begin

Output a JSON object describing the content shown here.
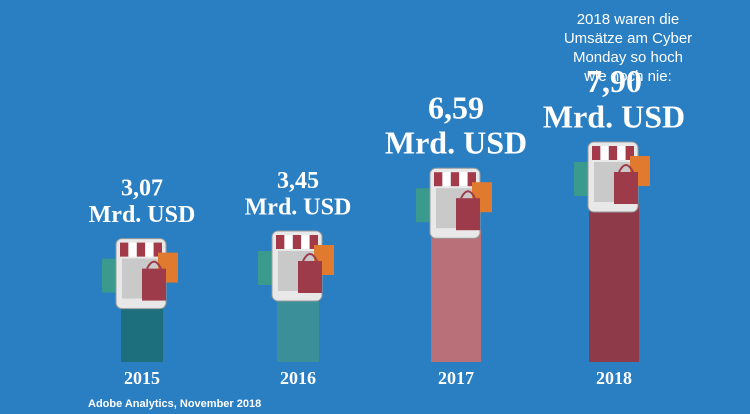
{
  "chart_data": {
    "type": "bar",
    "annotation": [
      "2018 waren die",
      "Umsätze am Cyber",
      "Monday so hoch",
      "wie noch nie:"
    ],
    "categories": [
      "2015",
      "2016",
      "2017",
      "2018"
    ],
    "values": [
      3.07,
      3.45,
      6.59,
      7.9
    ],
    "value_labels": [
      "3,07",
      "3,45",
      "6,59",
      "7,90"
    ],
    "value_unit": "Mrd. USD",
    "colors": [
      "#1e6f7e",
      "#3b8f98",
      "#b97079",
      "#8e3a49"
    ],
    "source": "Adobe Analytics, November 2018"
  }
}
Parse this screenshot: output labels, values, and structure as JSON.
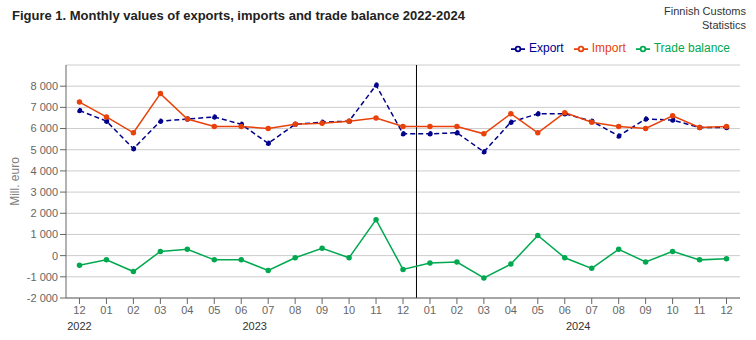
{
  "chart_data": {
    "type": "line",
    "title": "Figure 1. Monthly values of exports, imports  and trade balance 2022-2024",
    "annotations": [
      "Finnish Customs\nStatistics",
      "2022",
      "2023",
      "2024"
    ],
    "ylabel": "Mill. euro",
    "categories": [
      "12",
      "01",
      "02",
      "03",
      "04",
      "05",
      "06",
      "07",
      "08",
      "09",
      "10",
      "11",
      "12",
      "01",
      "02",
      "03",
      "04",
      "05",
      "06",
      "07",
      "08",
      "09",
      "10",
      "11",
      "12"
    ],
    "series": [
      {
        "name": "Export",
        "color": "#00008B",
        "line_style": "dashed",
        "marker": "circle",
        "values": [
          6850,
          6350,
          5050,
          6350,
          6450,
          6550,
          6200,
          5300,
          6200,
          6300,
          6350,
          8050,
          5750,
          5750,
          5800,
          4900,
          6300,
          6700,
          6700,
          6350,
          5650,
          6450,
          6400,
          6050,
          6050
        ]
      },
      {
        "name": "Import",
        "color": "#E8420A",
        "line_style": "solid",
        "marker": "circle",
        "values": [
          7250,
          6550,
          5800,
          7650,
          6450,
          6100,
          6100,
          6000,
          6200,
          6250,
          6350,
          6500,
          6100,
          6100,
          6100,
          5750,
          6700,
          5800,
          6750,
          6300,
          6100,
          6000,
          6600,
          6050,
          6100
        ]
      },
      {
        "name": "Trade balance",
        "color": "#00A850",
        "line_style": "solid",
        "marker": "circle",
        "values": [
          -450,
          -200,
          -750,
          200,
          300,
          -200,
          -200,
          -700,
          -100,
          350,
          -100,
          1700,
          -650,
          -350,
          -300,
          -1050,
          -400,
          950,
          -100,
          -600,
          300,
          -300,
          200,
          -200,
          -150
        ]
      }
    ],
    "ylim": [
      -2000,
      9000
    ],
    "yticks": [
      {
        "value": -2000,
        "label": "-2 000"
      },
      {
        "value": -1000,
        "label": "-1 000"
      },
      0,
      {
        "value": 1000,
        "label": "1 000"
      },
      {
        "value": 2000,
        "label": "2 000"
      },
      {
        "value": 3000,
        "label": "3 000"
      },
      {
        "value": 4000,
        "label": "4 000"
      },
      {
        "value": 5000,
        "label": "5 000"
      },
      {
        "value": 6000,
        "label": "6 000"
      },
      {
        "value": 7000,
        "label": "7 000"
      },
      {
        "value": 8000,
        "label": "8 000"
      }
    ],
    "grid": true,
    "legend": "upper right"
  }
}
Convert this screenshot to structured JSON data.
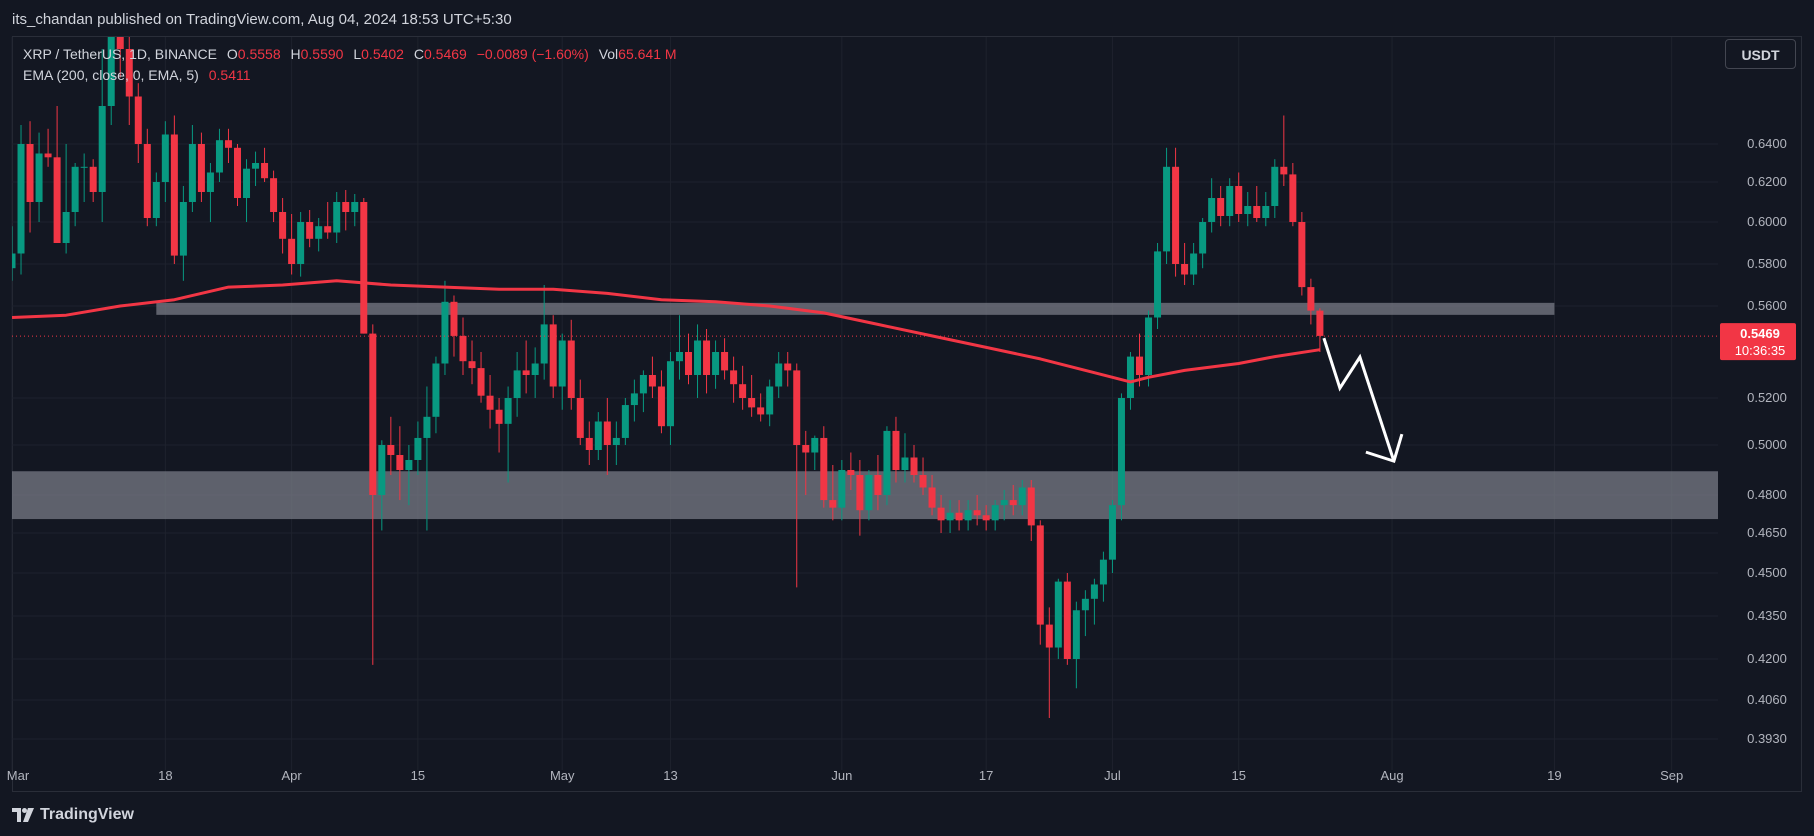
{
  "publish_info": "its_chandan published on TradingView.com, Aug 04, 2024 18:53 UTC+5:30",
  "legend": {
    "symbol": "XRP / TetherUS, 1D, BINANCE",
    "o_label": "O",
    "o_value": "0.5558",
    "h_label": "H",
    "h_value": "0.5590",
    "l_label": "L",
    "l_value": "0.5402",
    "c_label": "C",
    "c_value": "0.5469",
    "change": "−0.0089 (−1.60%)",
    "vol_label": "Vol",
    "vol_value": "65.641 M",
    "ema_label": "EMA (200, close, 0, EMA, 5)",
    "ema_value": "0.5411"
  },
  "currency_button": "USDT",
  "brand": "TradingView",
  "colors": {
    "background": "#131722",
    "up": "#089981",
    "down": "#f23645",
    "ema": "#f23645",
    "zone": "#787b86",
    "grid": "#1e222d",
    "price_tag": "#f23645"
  },
  "chart_data": {
    "type": "candlestick",
    "title": "XRP / TetherUS, 1D, BINANCE",
    "price_ticks": [
      "0.6400",
      "0.6200",
      "0.6000",
      "0.5800",
      "0.5600",
      "0.5200",
      "0.5000",
      "0.4800",
      "0.4650",
      "0.4500",
      "0.4350",
      "0.4200",
      "0.4060",
      "0.3930"
    ],
    "time_ticks": [
      {
        "label": "Mar",
        "day": 0
      },
      {
        "label": "18",
        "day": 17
      },
      {
        "label": "Apr",
        "day": 31
      },
      {
        "label": "15",
        "day": 45
      },
      {
        "label": "May",
        "day": 61
      },
      {
        "label": "13",
        "day": 73
      },
      {
        "label": "Jun",
        "day": 92
      },
      {
        "label": "17",
        "day": 108
      },
      {
        "label": "Jul",
        "day": 122
      },
      {
        "label": "15",
        "day": 136
      },
      {
        "label": "Aug",
        "day": 153
      },
      {
        "label": "19",
        "day": 171
      },
      {
        "label": "Sep",
        "day": 184
      }
    ],
    "last_price": "0.5469",
    "countdown": "10:36:35",
    "candles": [
      [
        0,
        0.578,
        0.598,
        0.572,
        0.585
      ],
      [
        1,
        0.585,
        0.65,
        0.575,
        0.64
      ],
      [
        2,
        0.64,
        0.652,
        0.595,
        0.61
      ],
      [
        3,
        0.61,
        0.646,
        0.6,
        0.635
      ],
      [
        4,
        0.635,
        0.648,
        0.628,
        0.633
      ],
      [
        5,
        0.633,
        0.66,
        0.59,
        0.59
      ],
      [
        6,
        0.59,
        0.64,
        0.585,
        0.605
      ],
      [
        7,
        0.605,
        0.63,
        0.598,
        0.628
      ],
      [
        8,
        0.628,
        0.635,
        0.61,
        0.628
      ],
      [
        9,
        0.628,
        0.632,
        0.61,
        0.615
      ],
      [
        10,
        0.615,
        0.69,
        0.6,
        0.66
      ],
      [
        11,
        0.66,
        0.72,
        0.65,
        0.715
      ],
      [
        12,
        0.715,
        0.72,
        0.675,
        0.69
      ],
      [
        13,
        0.69,
        0.705,
        0.65,
        0.665
      ],
      [
        14,
        0.665,
        0.672,
        0.63,
        0.64
      ],
      [
        15,
        0.64,
        0.648,
        0.598,
        0.602
      ],
      [
        16,
        0.602,
        0.625,
        0.598,
        0.62
      ],
      [
        17,
        0.62,
        0.652,
        0.61,
        0.645
      ],
      [
        18,
        0.645,
        0.655,
        0.58,
        0.584
      ],
      [
        19,
        0.584,
        0.618,
        0.572,
        0.61
      ],
      [
        20,
        0.61,
        0.65,
        0.605,
        0.64
      ],
      [
        21,
        0.64,
        0.646,
        0.61,
        0.615
      ],
      [
        22,
        0.615,
        0.63,
        0.6,
        0.625
      ],
      [
        23,
        0.625,
        0.648,
        0.62,
        0.642
      ],
      [
        24,
        0.642,
        0.648,
        0.63,
        0.638
      ],
      [
        25,
        0.638,
        0.64,
        0.608,
        0.612
      ],
      [
        26,
        0.612,
        0.632,
        0.6,
        0.627
      ],
      [
        27,
        0.627,
        0.636,
        0.618,
        0.63
      ],
      [
        28,
        0.63,
        0.638,
        0.62,
        0.622
      ],
      [
        29,
        0.622,
        0.626,
        0.6,
        0.605
      ],
      [
        30,
        0.605,
        0.612,
        0.585,
        0.592
      ],
      [
        31,
        0.592,
        0.604,
        0.575,
        0.58
      ],
      [
        32,
        0.58,
        0.605,
        0.574,
        0.6
      ],
      [
        33,
        0.6,
        0.606,
        0.588,
        0.592
      ],
      [
        34,
        0.592,
        0.602,
        0.586,
        0.598
      ],
      [
        35,
        0.598,
        0.61,
        0.592,
        0.595
      ],
      [
        36,
        0.595,
        0.615,
        0.59,
        0.61
      ],
      [
        37,
        0.61,
        0.616,
        0.596,
        0.605
      ],
      [
        38,
        0.605,
        0.614,
        0.598,
        0.61
      ],
      [
        39,
        0.61,
        0.612,
        0.548,
        0.548
      ],
      [
        40,
        0.548,
        0.552,
        0.418,
        0.48
      ],
      [
        41,
        0.48,
        0.502,
        0.466,
        0.5
      ],
      [
        42,
        0.5,
        0.512,
        0.488,
        0.496
      ],
      [
        43,
        0.496,
        0.508,
        0.478,
        0.49
      ],
      [
        44,
        0.49,
        0.5,
        0.476,
        0.494
      ],
      [
        45,
        0.494,
        0.51,
        0.488,
        0.503
      ],
      [
        46,
        0.503,
        0.525,
        0.466,
        0.512
      ],
      [
        47,
        0.512,
        0.538,
        0.505,
        0.535
      ],
      [
        48,
        0.535,
        0.572,
        0.53,
        0.562
      ],
      [
        49,
        0.562,
        0.565,
        0.538,
        0.547
      ],
      [
        50,
        0.547,
        0.555,
        0.53,
        0.536
      ],
      [
        51,
        0.536,
        0.545,
        0.526,
        0.533
      ],
      [
        52,
        0.533,
        0.54,
        0.518,
        0.521
      ],
      [
        53,
        0.521,
        0.53,
        0.507,
        0.515
      ],
      [
        54,
        0.515,
        0.52,
        0.497,
        0.509
      ],
      [
        55,
        0.509,
        0.525,
        0.485,
        0.52
      ],
      [
        56,
        0.52,
        0.54,
        0.512,
        0.532
      ],
      [
        57,
        0.532,
        0.545,
        0.522,
        0.53
      ],
      [
        58,
        0.53,
        0.542,
        0.52,
        0.535
      ],
      [
        59,
        0.535,
        0.57,
        0.528,
        0.552
      ],
      [
        60,
        0.552,
        0.556,
        0.52,
        0.525
      ],
      [
        61,
        0.525,
        0.548,
        0.515,
        0.545
      ],
      [
        62,
        0.545,
        0.554,
        0.515,
        0.52
      ],
      [
        63,
        0.52,
        0.528,
        0.5,
        0.503
      ],
      [
        64,
        0.503,
        0.51,
        0.492,
        0.498
      ],
      [
        65,
        0.498,
        0.514,
        0.494,
        0.51
      ],
      [
        66,
        0.51,
        0.52,
        0.488,
        0.5
      ],
      [
        67,
        0.5,
        0.51,
        0.492,
        0.503
      ],
      [
        68,
        0.503,
        0.52,
        0.5,
        0.517
      ],
      [
        69,
        0.517,
        0.528,
        0.51,
        0.522
      ],
      [
        70,
        0.522,
        0.532,
        0.514,
        0.53
      ],
      [
        71,
        0.53,
        0.538,
        0.52,
        0.525
      ],
      [
        72,
        0.525,
        0.532,
        0.505,
        0.508
      ],
      [
        73,
        0.508,
        0.54,
        0.5,
        0.536
      ],
      [
        74,
        0.536,
        0.556,
        0.528,
        0.54
      ],
      [
        75,
        0.54,
        0.548,
        0.526,
        0.53
      ],
      [
        76,
        0.53,
        0.552,
        0.52,
        0.545
      ],
      [
        77,
        0.545,
        0.55,
        0.522,
        0.53
      ],
      [
        78,
        0.53,
        0.545,
        0.524,
        0.54
      ],
      [
        79,
        0.54,
        0.546,
        0.528,
        0.532
      ],
      [
        80,
        0.532,
        0.538,
        0.518,
        0.526
      ],
      [
        81,
        0.526,
        0.534,
        0.515,
        0.52
      ],
      [
        82,
        0.52,
        0.53,
        0.512,
        0.516
      ],
      [
        83,
        0.516,
        0.522,
        0.51,
        0.513
      ],
      [
        84,
        0.513,
        0.528,
        0.508,
        0.525
      ],
      [
        85,
        0.525,
        0.54,
        0.52,
        0.535
      ],
      [
        86,
        0.535,
        0.54,
        0.525,
        0.532
      ],
      [
        87,
        0.532,
        0.535,
        0.445,
        0.5
      ],
      [
        88,
        0.5,
        0.506,
        0.48,
        0.497
      ],
      [
        89,
        0.497,
        0.504,
        0.49,
        0.503
      ],
      [
        90,
        0.503,
        0.508,
        0.475,
        0.478
      ],
      [
        91,
        0.478,
        0.492,
        0.47,
        0.475
      ],
      [
        92,
        0.475,
        0.494,
        0.47,
        0.49
      ],
      [
        93,
        0.49,
        0.497,
        0.482,
        0.488
      ],
      [
        94,
        0.488,
        0.494,
        0.464,
        0.474
      ],
      [
        95,
        0.474,
        0.49,
        0.47,
        0.488
      ],
      [
        96,
        0.488,
        0.496,
        0.474,
        0.48
      ],
      [
        97,
        0.48,
        0.508,
        0.476,
        0.506
      ],
      [
        98,
        0.506,
        0.512,
        0.485,
        0.49
      ],
      [
        99,
        0.49,
        0.505,
        0.485,
        0.495
      ],
      [
        100,
        0.495,
        0.5,
        0.485,
        0.488
      ],
      [
        101,
        0.488,
        0.495,
        0.48,
        0.483
      ],
      [
        102,
        0.483,
        0.488,
        0.472,
        0.475
      ],
      [
        103,
        0.475,
        0.48,
        0.465,
        0.47
      ],
      [
        104,
        0.47,
        0.478,
        0.465,
        0.473
      ],
      [
        105,
        0.473,
        0.478,
        0.466,
        0.47
      ],
      [
        106,
        0.47,
        0.478,
        0.466,
        0.474
      ],
      [
        107,
        0.474,
        0.48,
        0.468,
        0.472
      ],
      [
        108,
        0.472,
        0.476,
        0.466,
        0.47
      ],
      [
        109,
        0.47,
        0.478,
        0.466,
        0.476
      ],
      [
        110,
        0.476,
        0.482,
        0.47,
        0.478
      ],
      [
        111,
        0.478,
        0.484,
        0.472,
        0.476
      ],
      [
        112,
        0.476,
        0.486,
        0.472,
        0.483
      ],
      [
        113,
        0.483,
        0.486,
        0.462,
        0.468
      ],
      [
        114,
        0.468,
        0.47,
        0.425,
        0.432
      ],
      [
        115,
        0.432,
        0.438,
        0.4,
        0.424
      ],
      [
        116,
        0.424,
        0.448,
        0.42,
        0.447
      ],
      [
        117,
        0.447,
        0.45,
        0.418,
        0.42
      ],
      [
        118,
        0.42,
        0.44,
        0.41,
        0.437
      ],
      [
        119,
        0.437,
        0.444,
        0.428,
        0.441
      ],
      [
        120,
        0.441,
        0.448,
        0.432,
        0.446
      ],
      [
        121,
        0.446,
        0.458,
        0.44,
        0.455
      ],
      [
        122,
        0.455,
        0.478,
        0.45,
        0.476
      ],
      [
        123,
        0.476,
        0.522,
        0.47,
        0.52
      ],
      [
        124,
        0.52,
        0.54,
        0.515,
        0.538
      ],
      [
        125,
        0.538,
        0.548,
        0.525,
        0.53
      ],
      [
        126,
        0.53,
        0.558,
        0.525,
        0.555
      ],
      [
        127,
        0.555,
        0.59,
        0.55,
        0.586
      ],
      [
        128,
        0.586,
        0.638,
        0.58,
        0.628
      ],
      [
        129,
        0.628,
        0.638,
        0.574,
        0.58
      ],
      [
        130,
        0.58,
        0.59,
        0.57,
        0.575
      ],
      [
        131,
        0.575,
        0.59,
        0.57,
        0.585
      ],
      [
        132,
        0.585,
        0.602,
        0.578,
        0.6
      ],
      [
        133,
        0.6,
        0.622,
        0.595,
        0.612
      ],
      [
        134,
        0.612,
        0.618,
        0.598,
        0.603
      ],
      [
        135,
        0.603,
        0.622,
        0.598,
        0.618
      ],
      [
        136,
        0.618,
        0.625,
        0.6,
        0.604
      ],
      [
        137,
        0.604,
        0.615,
        0.598,
        0.608
      ],
      [
        138,
        0.608,
        0.618,
        0.6,
        0.602
      ],
      [
        139,
        0.602,
        0.615,
        0.598,
        0.608
      ],
      [
        140,
        0.608,
        0.632,
        0.602,
        0.628
      ],
      [
        141,
        0.628,
        0.655,
        0.618,
        0.624
      ],
      [
        142,
        0.624,
        0.63,
        0.598,
        0.6
      ],
      [
        143,
        0.6,
        0.605,
        0.565,
        0.569
      ],
      [
        144,
        0.569,
        0.573,
        0.552,
        0.558
      ],
      [
        145,
        0.558,
        0.559,
        0.54,
        0.547
      ]
    ],
    "ema_200": [
      [
        0,
        0.555
      ],
      [
        6,
        0.556
      ],
      [
        12,
        0.56
      ],
      [
        18,
        0.563
      ],
      [
        24,
        0.569
      ],
      [
        30,
        0.57
      ],
      [
        36,
        0.572
      ],
      [
        42,
        0.57
      ],
      [
        48,
        0.569
      ],
      [
        54,
        0.568
      ],
      [
        60,
        0.568
      ],
      [
        66,
        0.566
      ],
      [
        72,
        0.563
      ],
      [
        78,
        0.562
      ],
      [
        84,
        0.56
      ],
      [
        90,
        0.557
      ],
      [
        96,
        0.552
      ],
      [
        102,
        0.547
      ],
      [
        108,
        0.542
      ],
      [
        114,
        0.537
      ],
      [
        120,
        0.531
      ],
      [
        124,
        0.527
      ],
      [
        126,
        0.529
      ],
      [
        130,
        0.532
      ],
      [
        136,
        0.535
      ],
      [
        140,
        0.538
      ],
      [
        145,
        0.541
      ]
    ],
    "zones": [
      {
        "name": "resistance-zone",
        "low": 0.5585,
        "high": 0.5615,
        "from_day": 16,
        "to_day": 171
      },
      {
        "name": "support-zone",
        "low": 0.4705,
        "high": 0.4895,
        "from_day": -1,
        "to_day": 194
      }
    ]
  }
}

end

Short task: Filter the data for the string "type" and copy every line that has it.

Expected output:
    "type": "bar",
    "type": "line",
    "type": "candlestick",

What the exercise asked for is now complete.